#### Exercise input:
--------------------------------------------------

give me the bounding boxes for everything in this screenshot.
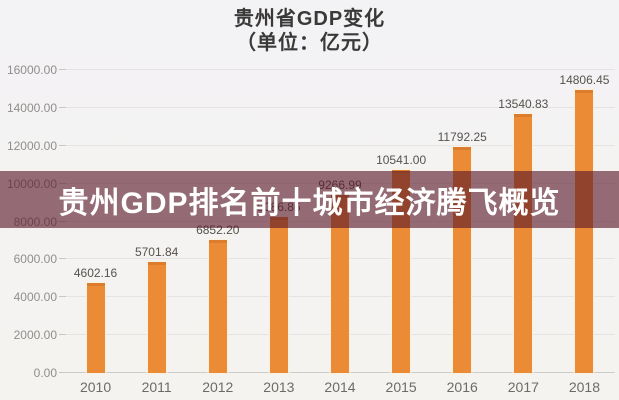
bar-value-label: 5701.84 <box>134 245 179 260</box>
chart-title: 贵州省GDP变化 （单位：亿元） <box>0 7 619 55</box>
headline-text: 贵州GDP排名前十城市经济腾飞概览 <box>58 186 561 220</box>
y-tickmark <box>59 106 66 108</box>
y-axis-label: 6000.00 <box>13 252 57 267</box>
y-axis-label: 2000.00 <box>13 328 57 343</box>
y-tickmark <box>59 296 66 298</box>
bar-value-label: 10541.00 <box>376 153 427 168</box>
y-gridline <box>65 144 615 146</box>
x-axis-label: 2017 <box>507 379 539 395</box>
x-axis-label: 2011 <box>141 379 172 395</box>
y-tickmark <box>59 144 66 146</box>
y-tickmark <box>59 334 66 336</box>
bar-2012 <box>208 240 227 373</box>
headline-banner: 贵州GDP排名前十城市经济腾飞概览 <box>0 171 619 228</box>
bar-2017 <box>514 113 533 373</box>
bar-value-label: 14806.45 <box>559 72 610 87</box>
x-axis-label: 2014 <box>324 379 356 395</box>
x-axis-label: 2010 <box>79 379 112 395</box>
y-axis-label: 0.00 <box>33 366 57 380</box>
x-axis-label: 2015 <box>385 379 417 395</box>
bar-value-label: 11792.25 <box>437 129 487 144</box>
x-axis-label: 2012 <box>202 379 234 395</box>
bar-2010 <box>86 282 105 373</box>
x-axis-label: 2016 <box>446 379 478 395</box>
y-axis-label: 16000.00 <box>6 63 57 77</box>
y-tickmark <box>59 69 66 70</box>
y-axis-label: 12000.00 <box>6 138 57 153</box>
chart-title-line1: 贵州省GDP变化 <box>233 8 386 30</box>
bar-2013 <box>269 216 288 373</box>
y-gridline <box>65 69 615 70</box>
y-axis-label: 4000.00 <box>13 290 57 305</box>
y-axis-label: 14000.00 <box>6 100 57 115</box>
bar-value-label: 4602.16 <box>73 265 118 280</box>
y-gridline <box>65 106 615 108</box>
chart-title-line2: （单位：亿元） <box>236 32 383 54</box>
bar-value-label: 13540.83 <box>498 96 549 111</box>
x-axis-label: 2018 <box>568 379 601 395</box>
bar-2011 <box>147 262 166 373</box>
y-tickmark <box>59 258 66 260</box>
y-tickmark <box>59 372 66 373</box>
bar-2018 <box>575 89 594 373</box>
x-axis-label: 2013 <box>263 379 295 395</box>
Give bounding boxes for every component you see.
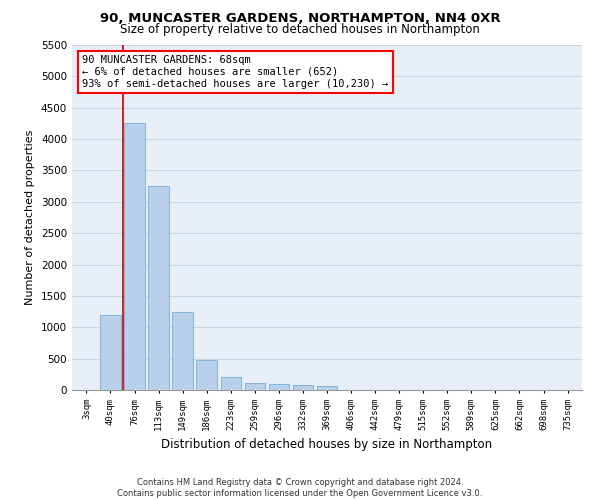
Bar — [221, 378, 241, 390]
Bar — [124, 124, 145, 390]
Text: 90 MUNCASTER GARDENS: 68sqm
← 6% of detached houses are smaller (652)
93% of sem: 90 MUNCASTER GARDENS: 68sqm ← 6% of deta… — [82, 56, 388, 88]
Bar — [269, 384, 289, 390]
Bar — [196, 360, 217, 390]
X-axis label: Distribution of detached houses by size in Northampton: Distribution of detached houses by size … — [161, 438, 493, 451]
Text: Size of property relative to detached houses in Northampton: Size of property relative to detached ho… — [120, 22, 480, 36]
Bar — [148, 186, 169, 390]
Bar — [100, 314, 121, 390]
Bar — [245, 383, 265, 390]
Bar — [293, 385, 313, 390]
Text: 90, MUNCASTER GARDENS, NORTHAMPTON, NN4 0XR: 90, MUNCASTER GARDENS, NORTHAMPTON, NN4 … — [100, 12, 500, 26]
Bar — [172, 312, 193, 390]
Text: Contains HM Land Registry data © Crown copyright and database right 2024.
Contai: Contains HM Land Registry data © Crown c… — [118, 478, 482, 498]
Y-axis label: Number of detached properties: Number of detached properties — [25, 130, 35, 305]
Bar — [317, 386, 337, 390]
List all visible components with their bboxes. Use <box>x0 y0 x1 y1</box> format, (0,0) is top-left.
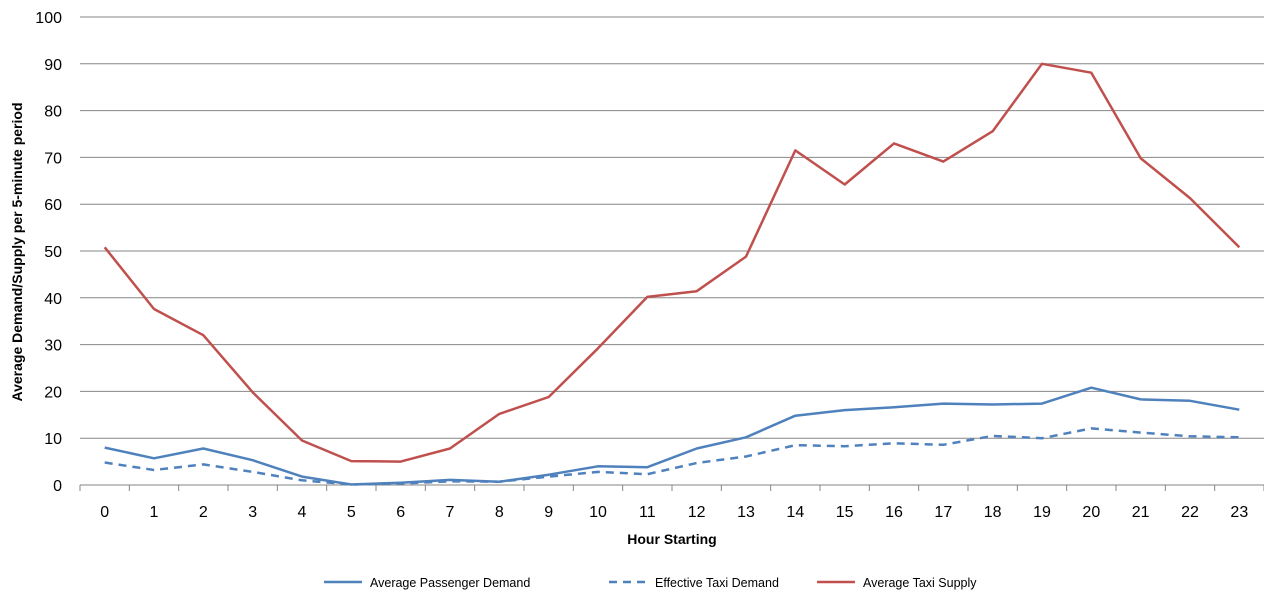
axes <box>79 484 1264 491</box>
series-line-1 <box>104 386 1240 486</box>
legend: Average Passenger Demand Effective Taxi D… <box>324 576 977 590</box>
series-line-2 <box>104 427 1240 486</box>
x-tick-label: 9 <box>544 504 553 521</box>
x-tick-label: 4 <box>298 504 307 521</box>
gridlines <box>80 16 1264 439</box>
x-tick-label: 13 <box>737 504 755 521</box>
y-tick-label: 50 <box>44 244 62 261</box>
legend-label: Effective Taxi Demand <box>655 576 779 590</box>
y-tick-label: 70 <box>44 150 62 167</box>
x-tick-label: 21 <box>1132 504 1150 521</box>
y-tick-label: 100 <box>35 10 62 27</box>
x-tick-label: 8 <box>495 504 504 521</box>
x-tick-label: 7 <box>446 504 455 521</box>
x-tick-label: 17 <box>934 504 952 521</box>
x-tick-label: 2 <box>199 504 208 521</box>
x-tick-label: 11 <box>639 504 656 521</box>
y-tick-label: 90 <box>44 57 62 74</box>
y-tick-label: 60 <box>44 197 62 214</box>
y-tick-label: 0 <box>53 478 62 495</box>
x-tick-label: 18 <box>984 504 1002 521</box>
x-tick-label: 6 <box>396 504 405 521</box>
y-tick-label: 80 <box>44 104 62 121</box>
y-tick-label: 40 <box>44 291 62 308</box>
series-line-3 <box>103 62 1241 463</box>
legend-label: Average Taxi Supply <box>863 576 977 590</box>
y-tick-label: 30 <box>44 338 62 355</box>
x-tick-label: 0 <box>100 504 109 521</box>
series-lines <box>103 62 1241 486</box>
y-tick-label: 20 <box>44 384 62 401</box>
y-tick-label: 10 <box>44 431 62 448</box>
x-tick-label: 14 <box>786 504 804 521</box>
x-tick-label: 5 <box>347 504 356 521</box>
x-tick-label: 20 <box>1082 504 1100 521</box>
x-tick-label: 15 <box>836 504 854 521</box>
x-tick-label: 16 <box>885 504 903 521</box>
x-axis-title: Hour Starting <box>627 531 716 547</box>
x-tick-label: 19 <box>1033 504 1051 521</box>
legend-label: Average Passenger Demand <box>370 576 530 590</box>
x-tick-label: 12 <box>688 504 706 521</box>
x-tick-label: 3 <box>248 504 257 521</box>
x-tick-label: 23 <box>1230 504 1248 521</box>
y-axis-title: Average Demand/Supply per 5-minute perio… <box>9 103 25 402</box>
x-tick-label: 1 <box>150 504 159 521</box>
x-tick-label: 10 <box>589 504 607 521</box>
x-tick-label: 22 <box>1181 504 1199 521</box>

--------------------------------------------------

#### Requirements:
Reproduce all of the material above line for line without changing anything, but leave out the pictures.

#### Finished answer:
give me the bounding boxes for everything in this screenshot.
bar-value-label: 5701.84 <box>134 245 179 260</box>
chart-title: 贵州省GDP变化 （单位：亿元） <box>0 7 619 55</box>
headline-text: 贵州GDP排名前十城市经济腾飞概览 <box>58 186 561 220</box>
y-tickmark <box>59 106 66 108</box>
y-axis-label: 6000.00 <box>13 252 57 267</box>
y-axis-label: 2000.00 <box>13 328 57 343</box>
y-tickmark <box>59 296 66 298</box>
bar-value-label: 10541.00 <box>376 153 427 168</box>
y-gridline <box>65 144 615 146</box>
x-axis-label: 2017 <box>507 379 539 395</box>
x-axis-label: 2011 <box>141 379 172 395</box>
y-tickmark <box>59 144 66 146</box>
y-tickmark <box>59 334 66 336</box>
bar-2012 <box>208 240 227 373</box>
headline-banner: 贵州GDP排名前十城市经济腾飞概览 <box>0 171 619 228</box>
bar-2017 <box>514 113 533 373</box>
bar-value-label: 14806.45 <box>559 72 610 87</box>
x-axis-label: 2014 <box>324 379 356 395</box>
x-axis-label: 2010 <box>79 379 112 395</box>
y-axis-label: 0.00 <box>33 366 57 380</box>
x-axis-label: 2015 <box>385 379 417 395</box>
bar-value-label: 11792.25 <box>437 129 487 144</box>
x-axis-label: 2012 <box>202 379 234 395</box>
bar-2010 <box>86 282 105 373</box>
x-axis-label: 2016 <box>446 379 478 395</box>
y-axis-label: 16000.00 <box>6 63 57 77</box>
y-tickmark <box>59 69 66 70</box>
y-axis-label: 12000.00 <box>6 138 57 153</box>
chart-title-line1: 贵州省GDP变化 <box>233 8 386 30</box>
bar-2013 <box>269 216 288 373</box>
y-gridline <box>65 69 615 70</box>
y-axis-label: 4000.00 <box>13 290 57 305</box>
y-axis-label: 14000.00 <box>6 100 57 115</box>
bar-value-label: 4602.16 <box>73 265 118 280</box>
y-gridline <box>65 106 615 108</box>
chart-title-line2: （单位：亿元） <box>236 32 383 54</box>
bar-value-label: 13540.83 <box>498 96 549 111</box>
x-axis-label: 2018 <box>568 379 601 395</box>
bar-2011 <box>147 262 166 373</box>
y-tickmark <box>59 258 66 260</box>
y-tickmark <box>59 372 66 373</box>
bar-2018 <box>575 89 594 373</box>
x-axis-label: 2013 <box>263 379 295 395</box>
Give bounding boxes for every component you see.
Bar — [221, 378, 241, 390]
Bar — [124, 124, 145, 390]
Text: 90 MUNCASTER GARDENS: 68sqm
← 6% of detached houses are smaller (652)
93% of sem: 90 MUNCASTER GARDENS: 68sqm ← 6% of deta… — [82, 56, 388, 88]
Bar — [269, 384, 289, 390]
Bar — [196, 360, 217, 390]
X-axis label: Distribution of detached houses by size in Northampton: Distribution of detached houses by size … — [161, 438, 493, 451]
Text: Size of property relative to detached houses in Northampton: Size of property relative to detached ho… — [120, 22, 480, 36]
Bar — [148, 186, 169, 390]
Bar — [100, 314, 121, 390]
Bar — [245, 383, 265, 390]
Bar — [293, 385, 313, 390]
Text: 90, MUNCASTER GARDENS, NORTHAMPTON, NN4 0XR: 90, MUNCASTER GARDENS, NORTHAMPTON, NN4 … — [100, 12, 500, 26]
Bar — [172, 312, 193, 390]
Text: Contains HM Land Registry data © Crown copyright and database right 2024.
Contai: Contains HM Land Registry data © Crown c… — [118, 478, 482, 498]
Y-axis label: Number of detached properties: Number of detached properties — [25, 130, 35, 305]
Bar — [317, 386, 337, 390]
List all visible components with their bboxes. Use <box>x0 y0 x1 y1</box> format, (0,0) is top-left.
axes <box>79 484 1264 491</box>
series-line-1 <box>104 386 1240 486</box>
legend: Average Passenger Demand Effective Taxi D… <box>324 576 977 590</box>
series-line-2 <box>104 427 1240 486</box>
x-tick-label: 9 <box>544 504 553 521</box>
x-tick-label: 4 <box>298 504 307 521</box>
gridlines <box>80 16 1264 439</box>
x-tick-label: 13 <box>737 504 755 521</box>
y-tick-label: 50 <box>44 244 62 261</box>
legend-label: Effective Taxi Demand <box>655 576 779 590</box>
y-tick-label: 70 <box>44 150 62 167</box>
x-tick-label: 21 <box>1132 504 1150 521</box>
y-tick-label: 100 <box>35 10 62 27</box>
x-tick-label: 8 <box>495 504 504 521</box>
x-tick-label: 7 <box>446 504 455 521</box>
x-tick-label: 17 <box>934 504 952 521</box>
x-tick-label: 2 <box>199 504 208 521</box>
x-tick-label: 11 <box>639 504 656 521</box>
y-tick-label: 90 <box>44 57 62 74</box>
y-tick-label: 60 <box>44 197 62 214</box>
y-tick-label: 0 <box>53 478 62 495</box>
x-tick-label: 18 <box>984 504 1002 521</box>
x-tick-label: 6 <box>396 504 405 521</box>
y-tick-label: 80 <box>44 104 62 121</box>
y-tick-label: 40 <box>44 291 62 308</box>
series-line-3 <box>103 62 1241 463</box>
legend-label: Average Taxi Supply <box>863 576 977 590</box>
y-tick-label: 30 <box>44 338 62 355</box>
x-tick-label: 0 <box>100 504 109 521</box>
series-lines <box>103 62 1241 486</box>
y-tick-label: 20 <box>44 384 62 401</box>
y-tick-label: 10 <box>44 431 62 448</box>
x-tick-label: 14 <box>786 504 804 521</box>
x-tick-label: 5 <box>347 504 356 521</box>
x-tick-label: 20 <box>1082 504 1100 521</box>
x-tick-label: 15 <box>836 504 854 521</box>
x-tick-label: 16 <box>885 504 903 521</box>
x-axis-title: Hour Starting <box>627 531 716 547</box>
x-tick-label: 19 <box>1033 504 1051 521</box>
legend-label: Average Passenger Demand <box>370 576 530 590</box>
x-tick-label: 12 <box>688 504 706 521</box>
x-tick-label: 3 <box>248 504 257 521</box>
x-tick-label: 23 <box>1230 504 1248 521</box>
y-axis-title: Average Demand/Supply per 5-minute perio… <box>9 103 25 402</box>
x-tick-label: 1 <box>150 504 159 521</box>
x-tick-label: 10 <box>589 504 607 521</box>
x-tick-label: 22 <box>1181 504 1199 521</box>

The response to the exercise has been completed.